DIRECTIVE:
Repeat the listing exactly as given, omitting every image.

DATA FOR PROCESSING:
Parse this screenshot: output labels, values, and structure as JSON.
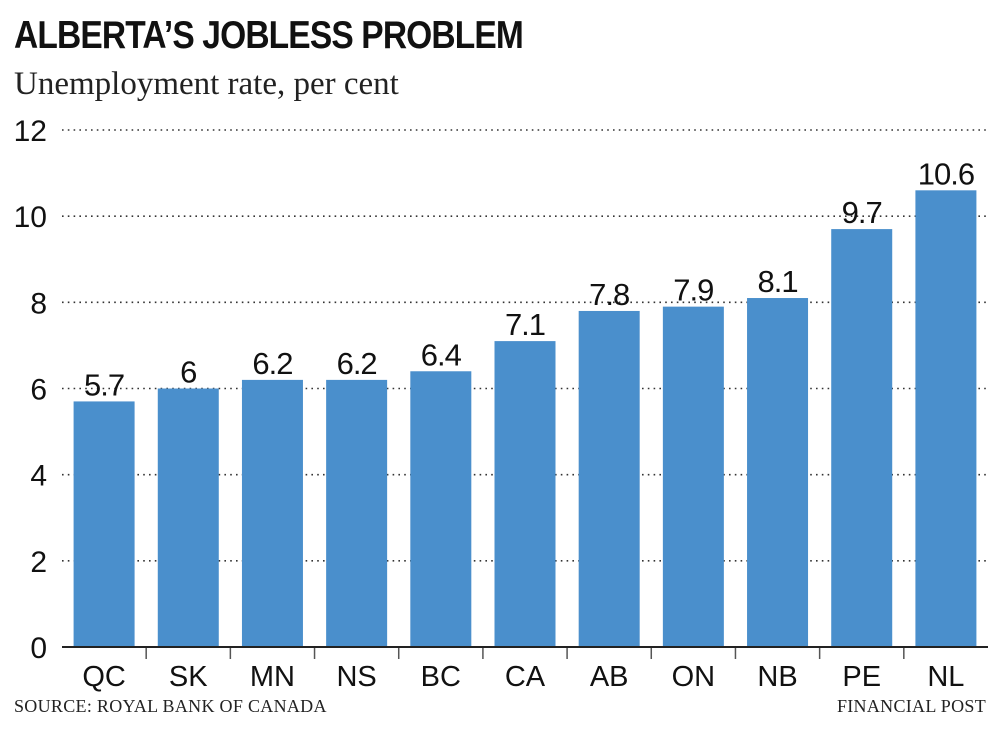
{
  "title": "ALBERTA’S JOBLESS PROBLEM",
  "subtitle": "Unemployment rate, per cent",
  "source": "SOURCE: ROYAL BANK OF CANADA",
  "credit": "FINANCIAL POST",
  "colors": {
    "bar": "#4a8fcc",
    "grid": "#333333",
    "text": "#111111"
  },
  "chart_data": {
    "type": "bar",
    "categories": [
      "QC",
      "SK",
      "MN",
      "NS",
      "BC",
      "CA",
      "AB",
      "ON",
      "NB",
      "PE",
      "NL"
    ],
    "values": [
      5.7,
      6,
      6.2,
      6.2,
      6.4,
      7.1,
      7.8,
      7.9,
      8.1,
      9.7,
      10.6
    ],
    "data_labels": [
      "5.7",
      "6",
      "6.2",
      "6.2",
      "6.4",
      "7.1",
      "7.8",
      "7.9",
      "8.1",
      "9.7",
      "10.6"
    ],
    "yticks": [
      0,
      2,
      4,
      6,
      8,
      10,
      12
    ],
    "ylim": [
      0,
      12
    ],
    "grid": true,
    "legend": "none"
  }
}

OUTPUT BELOW:
Parse this screenshot: output labels, values, and structure as JSON.
{
  "title": "ALBERTA’S JOBLESS PROBLEM",
  "subtitle": "Unemployment rate, per cent",
  "source": "SOURCE: ROYAL BANK OF CANADA",
  "credit": "FINANCIAL POST",
  "colors": {
    "bar": "#4a8fcc",
    "grid": "#333333",
    "text": "#111111"
  },
  "chart_data": {
    "type": "bar",
    "categories": [
      "QC",
      "SK",
      "MN",
      "NS",
      "BC",
      "CA",
      "AB",
      "ON",
      "NB",
      "PE",
      "NL"
    ],
    "values": [
      5.7,
      6,
      6.2,
      6.2,
      6.4,
      7.1,
      7.8,
      7.9,
      8.1,
      9.7,
      10.6
    ],
    "data_labels": [
      "5.7",
      "6",
      "6.2",
      "6.2",
      "6.4",
      "7.1",
      "7.8",
      "7.9",
      "8.1",
      "9.7",
      "10.6"
    ],
    "yticks": [
      0,
      2,
      4,
      6,
      8,
      10,
      12
    ],
    "ylim": [
      0,
      12
    ],
    "grid": true,
    "legend": "none"
  }
}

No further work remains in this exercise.